Records
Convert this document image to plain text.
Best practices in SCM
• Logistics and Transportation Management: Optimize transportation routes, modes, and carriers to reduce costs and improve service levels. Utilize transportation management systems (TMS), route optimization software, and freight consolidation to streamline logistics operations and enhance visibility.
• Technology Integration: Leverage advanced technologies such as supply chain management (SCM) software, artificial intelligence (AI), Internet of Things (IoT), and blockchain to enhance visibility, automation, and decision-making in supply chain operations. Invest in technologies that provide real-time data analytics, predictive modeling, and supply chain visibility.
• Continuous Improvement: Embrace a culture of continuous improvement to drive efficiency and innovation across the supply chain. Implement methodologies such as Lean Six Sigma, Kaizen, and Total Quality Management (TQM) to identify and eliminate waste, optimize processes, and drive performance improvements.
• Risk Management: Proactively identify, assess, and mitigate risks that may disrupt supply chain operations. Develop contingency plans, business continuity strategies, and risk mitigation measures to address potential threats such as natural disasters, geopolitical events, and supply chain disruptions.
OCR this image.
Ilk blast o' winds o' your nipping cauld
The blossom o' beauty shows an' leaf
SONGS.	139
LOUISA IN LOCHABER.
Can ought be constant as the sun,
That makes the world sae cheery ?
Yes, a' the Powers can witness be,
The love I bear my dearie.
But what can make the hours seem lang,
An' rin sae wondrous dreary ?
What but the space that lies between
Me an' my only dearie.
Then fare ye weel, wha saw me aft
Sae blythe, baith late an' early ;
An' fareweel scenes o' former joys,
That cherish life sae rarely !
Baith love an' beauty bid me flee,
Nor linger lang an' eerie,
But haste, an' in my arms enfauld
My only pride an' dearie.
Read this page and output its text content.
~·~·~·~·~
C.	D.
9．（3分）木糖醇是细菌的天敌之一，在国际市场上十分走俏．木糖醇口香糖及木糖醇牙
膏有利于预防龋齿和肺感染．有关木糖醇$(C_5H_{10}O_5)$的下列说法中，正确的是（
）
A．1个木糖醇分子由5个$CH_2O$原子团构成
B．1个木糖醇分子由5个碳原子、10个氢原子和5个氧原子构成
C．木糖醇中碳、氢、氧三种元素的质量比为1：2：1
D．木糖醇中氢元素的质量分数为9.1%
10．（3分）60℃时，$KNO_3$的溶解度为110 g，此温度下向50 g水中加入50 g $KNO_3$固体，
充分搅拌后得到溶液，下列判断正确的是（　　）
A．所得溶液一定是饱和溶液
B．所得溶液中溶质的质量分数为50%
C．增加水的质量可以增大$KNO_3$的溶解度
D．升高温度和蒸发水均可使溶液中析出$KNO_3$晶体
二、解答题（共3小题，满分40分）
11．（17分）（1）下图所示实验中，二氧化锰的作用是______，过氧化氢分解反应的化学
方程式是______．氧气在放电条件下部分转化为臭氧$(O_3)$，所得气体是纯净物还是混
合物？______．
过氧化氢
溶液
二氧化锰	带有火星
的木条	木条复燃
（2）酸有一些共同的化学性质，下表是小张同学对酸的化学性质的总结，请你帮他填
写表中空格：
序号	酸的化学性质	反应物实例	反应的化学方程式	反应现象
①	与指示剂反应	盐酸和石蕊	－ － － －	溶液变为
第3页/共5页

PROBLEM —
Extract all lines as given.

EXPECTED OUTPUT —
Convert this document image to plain text.
Best practices in SCM
• Logistics and Transportation Management: Optimize transportation routes, modes, and carriers to reduce costs and improve service levels. Utilize transportation management systems (TMS), route optimization software, and freight consolidation to streamline logistics operations and enhance visibility.
• Technology Integration: Leverage advanced technologies such as supply chain management (SCM) software, artificial intelligence (AI), Internet of Things (IoT), and blockchain to enhance visibility, automation, and decision-making in supply chain operations. Invest in technologies that provide real-time data analytics, predictive modeling, and supply chain visibility.
• Continuous Improvement: Embrace a culture of continuous improvement to drive efficiency and innovation across the supply chain. Implement methodologies such as Lean Six Sigma, Kaizen, and Total Quality Management (TQM) to identify and eliminate waste, optimize processes, and drive performance improvements.
• Risk Management: Proactively identify, assess, and mitigate risks that may disrupt supply chain operations. Develop contingency plans, business continuity strategies, and risk mitigation measures to address potential threats such as natural disasters, geopolitical events, and supply chain disruptions.
OCR this image.
Ilk blast o' winds o' your nipping cauld
The blossom o' beauty shows an' leaf
SONGS.	139
LOUISA IN LOCHABER.
Can ought be constant as the sun,
That makes the world sae cheery ?
Yes, a' the Powers can witness be,
The love I bear my dearie.
But what can make the hours seem lang,
An' rin sae wondrous dreary ?
What but the space that lies between
Me an' my only dearie.
Then fare ye weel, wha saw me aft
Sae blythe, baith late an' early ;
An' fareweel scenes o' former joys,
That cherish life sae rarely !
Baith love an' beauty bid me flee,
Nor linger lang an' eerie,
But haste, an' in my arms enfauld
My only pride an' dearie.
Read this page and output its text content.
~·~·~·~·~
C.	D.
9．（3分）木糖醇是细菌的天敌之一，在国际市场上十分走俏．木糖醇口香糖及木糖醇牙
膏有利于预防龋齿和肺感染．有关木糖醇$(C_5H_{10}O_5)$的下列说法中，正确的是（
）
A．1个木糖醇分子由5个$CH_2O$原子团构成
B．1个木糖醇分子由5个碳原子、10个氢原子和5个氧原子构成
C．木糖醇中碳、氢、氧三种元素的质量比为1：2：1
D．木糖醇中氢元素的质量分数为9.1%
10．（3分）60℃时，$KNO_3$的溶解度为110 g，此温度下向50 g水中加入50 g $KNO_3$固体，
充分搅拌后得到溶液，下列判断正确的是（　　）
A．所得溶液一定是饱和溶液
B．所得溶液中溶质的质量分数为50%
C．增加水的质量可以增大$KNO_3$的溶解度
D．升高温度和蒸发水均可使溶液中析出$KNO_3$晶体
二、解答题（共3小题，满分40分）
11．（17分）（1）下图所示实验中，二氧化锰的作用是______，过氧化氢分解反应的化学
方程式是______．氧气在放电条件下部分转化为臭氧$(O_3)$，所得气体是纯净物还是混
合物？______．
过氧化氢
溶液
二氧化锰	带有火星
的木条	木条复燃
（2）酸有一些共同的化学性质，下表是小张同学对酸的化学性质的总结，请你帮他填
写表中空格：
序号	酸的化学性质	反应物实例	反应的化学方程式	反应现象
①	与指示剂反应	盐酸和石蕊	－ － － －	溶液变为
第3页/共5页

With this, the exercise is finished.